Stated problem —
Copy the records below exactly as they are written.

— START OF Listed records —

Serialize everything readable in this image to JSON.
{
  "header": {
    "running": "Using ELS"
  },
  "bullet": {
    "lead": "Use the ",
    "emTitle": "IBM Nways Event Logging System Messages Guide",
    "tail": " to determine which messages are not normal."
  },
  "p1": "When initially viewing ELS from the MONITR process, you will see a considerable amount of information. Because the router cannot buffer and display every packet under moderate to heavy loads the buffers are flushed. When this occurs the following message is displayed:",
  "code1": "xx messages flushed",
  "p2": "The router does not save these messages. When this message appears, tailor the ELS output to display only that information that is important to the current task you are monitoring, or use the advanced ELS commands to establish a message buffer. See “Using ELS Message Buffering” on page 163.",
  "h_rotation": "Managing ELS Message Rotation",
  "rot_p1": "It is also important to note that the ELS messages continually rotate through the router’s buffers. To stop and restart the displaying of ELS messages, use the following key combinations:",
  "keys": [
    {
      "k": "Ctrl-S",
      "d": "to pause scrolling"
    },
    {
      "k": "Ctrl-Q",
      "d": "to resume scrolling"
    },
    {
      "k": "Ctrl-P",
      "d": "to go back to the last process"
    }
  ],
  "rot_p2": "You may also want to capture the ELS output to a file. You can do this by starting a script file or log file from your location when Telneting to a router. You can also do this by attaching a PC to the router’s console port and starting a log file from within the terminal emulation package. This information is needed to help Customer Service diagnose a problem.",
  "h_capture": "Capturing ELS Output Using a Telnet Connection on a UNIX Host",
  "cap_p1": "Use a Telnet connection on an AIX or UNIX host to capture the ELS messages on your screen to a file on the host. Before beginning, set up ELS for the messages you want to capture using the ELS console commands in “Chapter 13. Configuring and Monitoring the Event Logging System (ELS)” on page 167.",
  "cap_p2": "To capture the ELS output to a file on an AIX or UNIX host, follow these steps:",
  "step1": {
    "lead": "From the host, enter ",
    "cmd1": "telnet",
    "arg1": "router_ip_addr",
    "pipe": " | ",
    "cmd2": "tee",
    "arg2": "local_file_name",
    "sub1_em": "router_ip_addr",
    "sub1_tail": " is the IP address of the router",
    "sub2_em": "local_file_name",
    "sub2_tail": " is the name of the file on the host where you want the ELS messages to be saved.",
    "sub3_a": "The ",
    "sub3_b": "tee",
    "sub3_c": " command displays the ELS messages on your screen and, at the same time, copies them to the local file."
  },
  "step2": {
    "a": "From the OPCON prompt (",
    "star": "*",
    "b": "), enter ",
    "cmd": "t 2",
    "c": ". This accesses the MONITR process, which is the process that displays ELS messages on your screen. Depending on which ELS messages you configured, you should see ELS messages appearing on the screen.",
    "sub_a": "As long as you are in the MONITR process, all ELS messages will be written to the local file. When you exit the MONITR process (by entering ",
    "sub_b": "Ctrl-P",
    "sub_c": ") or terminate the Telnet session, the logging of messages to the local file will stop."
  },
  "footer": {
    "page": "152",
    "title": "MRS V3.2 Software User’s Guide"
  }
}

— END OF Listed records —

Solution to the problem —
Serialize everything readable in this image to JSON.
{
  "header": {
    "running": "Using ELS"
  },
  "bullet": {
    "lead": "Use the ",
    "emTitle": "IBM Nways Event Logging System Messages Guide",
    "tail": " to determine which messages are not normal."
  },
  "p1": "When initially viewing ELS from the MONITR process, you will see a considerable amount of information. Because the router cannot buffer and display every packet under moderate to heavy loads the buffers are flushed. When this occurs the following message is displayed:",
  "code1": "xx messages flushed",
  "p2": "The router does not save these messages. When this message appears, tailor the ELS output to display only that information that is important to the current task you are monitoring, or use the advanced ELS commands to establish a message buffer. See “Using ELS Message Buffering” on page 163.",
  "h_rotation": "Managing ELS Message Rotation",
  "rot_p1": "It is also important to note that the ELS messages continually rotate through the router’s buffers. To stop and restart the displaying of ELS messages, use the following key combinations:",
  "keys": [
    {
      "k": "Ctrl-S",
      "d": "to pause scrolling"
    },
    {
      "k": "Ctrl-Q",
      "d": "to resume scrolling"
    },
    {
      "k": "Ctrl-P",
      "d": "to go back to the last process"
    }
  ],
  "rot_p2": "You may also want to capture the ELS output to a file. You can do this by starting a script file or log file from your location when Telneting to a router. You can also do this by attaching a PC to the router’s console port and starting a log file from within the terminal emulation package. This information is needed to help Customer Service diagnose a problem.",
  "h_capture": "Capturing ELS Output Using a Telnet Connection on a UNIX Host",
  "cap_p1": "Use a Telnet connection on an AIX or UNIX host to capture the ELS messages on your screen to a file on the host. Before beginning, set up ELS for the messages you want to capture using the ELS console commands in “Chapter 13. Configuring and Monitoring the Event Logging System (ELS)” on page 167.",
  "cap_p2": "To capture the ELS output to a file on an AIX or UNIX host, follow these steps:",
  "step1": {
    "lead": "From the host, enter ",
    "cmd1": "telnet",
    "arg1": "router_ip_addr",
    "pipe": " | ",
    "cmd2": "tee",
    "arg2": "local_file_name",
    "sub1_em": "router_ip_addr",
    "sub1_tail": " is the IP address of the router",
    "sub2_em": "local_file_name",
    "sub2_tail": " is the name of the file on the host where you want the ELS messages to be saved.",
    "sub3_a": "The ",
    "sub3_b": "tee",
    "sub3_c": " command displays the ELS messages on your screen and, at the same time, copies them to the local file."
  },
  "step2": {
    "a": "From the OPCON prompt (",
    "star": "*",
    "b": "), enter ",
    "cmd": "t 2",
    "c": ". This accesses the MONITR process, which is the process that displays ELS messages on your screen. Depending on which ELS messages you configured, you should see ELS messages appearing on the screen.",
    "sub_a": "As long as you are in the MONITR process, all ELS messages will be written to the local file. When you exit the MONITR process (by entering ",
    "sub_b": "Ctrl-P",
    "sub_c": ") or terminate the Telnet session, the logging of messages to the local file will stop."
  },
  "footer": {
    "page": "152",
    "title": "MRS V3.2 Software User’s Guide"
  }
}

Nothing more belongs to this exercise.